§ TASK DIRECTIONS
Rewrite each of the records below, substituting "Circle" for every occurrence of "Circle shape" and leaving everything else unchanged.

::: DATA IN THIS EXERCISE

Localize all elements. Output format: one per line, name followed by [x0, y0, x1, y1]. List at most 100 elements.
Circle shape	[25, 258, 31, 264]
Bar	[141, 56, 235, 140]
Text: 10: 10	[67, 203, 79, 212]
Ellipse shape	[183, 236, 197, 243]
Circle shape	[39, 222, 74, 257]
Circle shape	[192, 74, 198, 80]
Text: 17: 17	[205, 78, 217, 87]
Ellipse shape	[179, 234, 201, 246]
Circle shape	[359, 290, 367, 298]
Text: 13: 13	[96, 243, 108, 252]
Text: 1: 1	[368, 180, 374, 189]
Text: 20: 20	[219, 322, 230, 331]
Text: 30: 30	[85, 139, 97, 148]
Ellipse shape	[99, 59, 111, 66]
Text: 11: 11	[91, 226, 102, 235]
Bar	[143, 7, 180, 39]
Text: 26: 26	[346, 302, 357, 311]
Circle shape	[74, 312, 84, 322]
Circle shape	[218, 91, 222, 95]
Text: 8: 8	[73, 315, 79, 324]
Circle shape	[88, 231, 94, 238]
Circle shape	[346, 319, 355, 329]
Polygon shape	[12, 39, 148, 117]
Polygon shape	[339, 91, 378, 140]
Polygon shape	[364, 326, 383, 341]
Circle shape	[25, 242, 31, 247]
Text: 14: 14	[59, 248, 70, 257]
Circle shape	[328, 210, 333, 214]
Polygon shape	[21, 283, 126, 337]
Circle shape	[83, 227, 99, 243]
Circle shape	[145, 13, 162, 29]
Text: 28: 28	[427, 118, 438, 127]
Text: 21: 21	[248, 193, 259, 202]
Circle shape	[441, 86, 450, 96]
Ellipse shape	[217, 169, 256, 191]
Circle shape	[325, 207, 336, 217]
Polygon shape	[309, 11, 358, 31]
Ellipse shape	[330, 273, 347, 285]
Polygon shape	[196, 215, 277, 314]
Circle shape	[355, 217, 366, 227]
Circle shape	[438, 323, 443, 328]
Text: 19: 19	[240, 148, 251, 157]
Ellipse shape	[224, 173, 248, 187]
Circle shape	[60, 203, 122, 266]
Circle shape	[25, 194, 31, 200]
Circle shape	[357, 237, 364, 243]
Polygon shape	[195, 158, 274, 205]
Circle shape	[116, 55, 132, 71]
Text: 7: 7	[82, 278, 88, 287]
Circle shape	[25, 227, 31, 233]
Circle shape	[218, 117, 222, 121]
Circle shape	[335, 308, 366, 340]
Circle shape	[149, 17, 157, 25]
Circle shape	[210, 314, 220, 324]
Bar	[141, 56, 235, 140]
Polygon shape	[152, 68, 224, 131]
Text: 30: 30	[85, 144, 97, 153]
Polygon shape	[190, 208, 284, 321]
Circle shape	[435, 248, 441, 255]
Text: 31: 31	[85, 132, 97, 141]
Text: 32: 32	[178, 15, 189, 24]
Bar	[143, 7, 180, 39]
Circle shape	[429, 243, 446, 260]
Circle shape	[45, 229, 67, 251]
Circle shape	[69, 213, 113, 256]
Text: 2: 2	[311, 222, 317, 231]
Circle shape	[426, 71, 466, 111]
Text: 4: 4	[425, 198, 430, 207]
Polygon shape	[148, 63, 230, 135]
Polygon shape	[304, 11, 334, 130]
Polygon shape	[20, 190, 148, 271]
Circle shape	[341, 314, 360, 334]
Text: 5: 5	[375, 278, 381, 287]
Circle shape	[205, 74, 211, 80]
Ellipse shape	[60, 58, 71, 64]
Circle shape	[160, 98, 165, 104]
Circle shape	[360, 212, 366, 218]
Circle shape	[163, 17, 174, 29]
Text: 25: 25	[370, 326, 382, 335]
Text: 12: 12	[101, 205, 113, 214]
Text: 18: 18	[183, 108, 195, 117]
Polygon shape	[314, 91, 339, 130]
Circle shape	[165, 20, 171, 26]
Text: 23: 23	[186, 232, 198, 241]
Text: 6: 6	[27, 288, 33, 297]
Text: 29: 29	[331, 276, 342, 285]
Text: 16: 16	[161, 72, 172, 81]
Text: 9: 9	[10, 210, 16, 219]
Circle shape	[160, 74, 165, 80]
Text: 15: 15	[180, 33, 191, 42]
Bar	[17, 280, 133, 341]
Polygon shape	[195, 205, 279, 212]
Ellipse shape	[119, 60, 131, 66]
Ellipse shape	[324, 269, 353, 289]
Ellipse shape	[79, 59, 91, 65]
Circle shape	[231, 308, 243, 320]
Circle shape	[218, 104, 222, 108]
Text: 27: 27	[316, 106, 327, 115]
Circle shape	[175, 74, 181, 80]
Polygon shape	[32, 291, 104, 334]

::::::

§ RESPONSE TO THE TASK
Localize all elements. Output format: one per line, name followed by [x0, y0, x1, y1]. List at most 100 elements.
Circle	[25, 258, 31, 264]
Bar	[141, 56, 235, 140]
Text: 10: 10	[67, 203, 79, 212]
Ellipse shape	[183, 236, 197, 243]
Circle	[39, 222, 74, 257]
Circle	[192, 74, 198, 80]
Text: 17: 17	[205, 78, 217, 87]
Ellipse shape	[179, 234, 201, 246]
Circle	[359, 290, 367, 298]
Text: 13: 13	[96, 243, 108, 252]
Text: 1: 1	[368, 180, 374, 189]
Text: 20: 20	[219, 322, 230, 331]
Text: 30: 30	[85, 139, 97, 148]
Ellipse shape	[99, 59, 111, 66]
Text: 11: 11	[91, 226, 102, 235]
Bar	[143, 7, 180, 39]
Text: 26: 26	[346, 302, 357, 311]
Circle	[74, 312, 84, 322]
Circle	[218, 91, 222, 95]
Text: 8: 8	[73, 315, 79, 324]
Circle	[88, 231, 94, 238]
Circle	[346, 319, 355, 329]
Polygon shape	[12, 39, 148, 117]
Polygon shape	[339, 91, 378, 140]
Polygon shape	[364, 326, 383, 341]
Circle	[25, 242, 31, 247]
Text: 14: 14	[59, 248, 70, 257]
Circle	[328, 210, 333, 214]
Polygon shape	[21, 283, 126, 337]
Circle	[83, 227, 99, 243]
Circle	[145, 13, 162, 29]
Text: 28: 28	[427, 118, 438, 127]
Text: 21: 21	[248, 193, 259, 202]
Circle	[441, 86, 450, 96]
Ellipse shape	[217, 169, 256, 191]
Circle	[325, 207, 336, 217]
Polygon shape	[309, 11, 358, 31]
Ellipse shape	[330, 273, 347, 285]
Polygon shape	[196, 215, 277, 314]
Circle	[355, 217, 366, 227]
Circle	[438, 323, 443, 328]
Text: 19: 19	[240, 148, 251, 157]
Ellipse shape	[224, 173, 248, 187]
Circle	[60, 203, 122, 266]
Circle	[25, 194, 31, 200]
Circle	[357, 237, 364, 243]
Polygon shape	[195, 158, 274, 205]
Circle	[116, 55, 132, 71]
Text: 7: 7	[82, 278, 88, 287]
Circle	[25, 227, 31, 233]
Circle	[218, 117, 222, 121]
Circle	[335, 308, 366, 340]
Circle	[149, 17, 157, 25]
Circle	[210, 314, 220, 324]
Bar	[141, 56, 235, 140]
Polygon shape	[152, 68, 224, 131]
Text: 30: 30	[85, 144, 97, 153]
Polygon shape	[190, 208, 284, 321]
Circle	[435, 248, 441, 255]
Text: 31: 31	[85, 132, 97, 141]
Text: 32: 32	[178, 15, 189, 24]
Bar	[143, 7, 180, 39]
Circle	[429, 243, 446, 260]
Circle	[45, 229, 67, 251]
Circle	[69, 213, 113, 256]
Text: 2: 2	[311, 222, 317, 231]
Circle	[426, 71, 466, 111]
Text: 4: 4	[425, 198, 430, 207]
Polygon shape	[148, 63, 230, 135]
Polygon shape	[304, 11, 334, 130]
Polygon shape	[20, 190, 148, 271]
Circle	[341, 314, 360, 334]
Text: 5: 5	[375, 278, 381, 287]
Circle	[205, 74, 211, 80]
Ellipse shape	[60, 58, 71, 64]
Circle	[160, 98, 165, 104]
Circle	[360, 212, 366, 218]
Circle	[163, 17, 174, 29]
Text: 25: 25	[370, 326, 382, 335]
Text: 12: 12	[101, 205, 113, 214]
Text: 18: 18	[183, 108, 195, 117]
Polygon shape	[314, 91, 339, 130]
Circle	[165, 20, 171, 26]
Text: 23: 23	[186, 232, 198, 241]
Text: 6: 6	[27, 288, 33, 297]
Text: 29: 29	[331, 276, 342, 285]
Text: 16: 16	[161, 72, 172, 81]
Text: 9: 9	[10, 210, 16, 219]
Circle	[160, 74, 165, 80]
Text: 15: 15	[180, 33, 191, 42]
Bar	[17, 280, 133, 341]
Polygon shape	[195, 205, 279, 212]
Ellipse shape	[119, 60, 131, 66]
Ellipse shape	[324, 269, 353, 289]
Ellipse shape	[79, 59, 91, 65]
Circle	[231, 308, 243, 320]
Circle	[218, 104, 222, 108]
Text: 27: 27	[316, 106, 327, 115]
Circle	[175, 74, 181, 80]
Polygon shape	[32, 291, 104, 334]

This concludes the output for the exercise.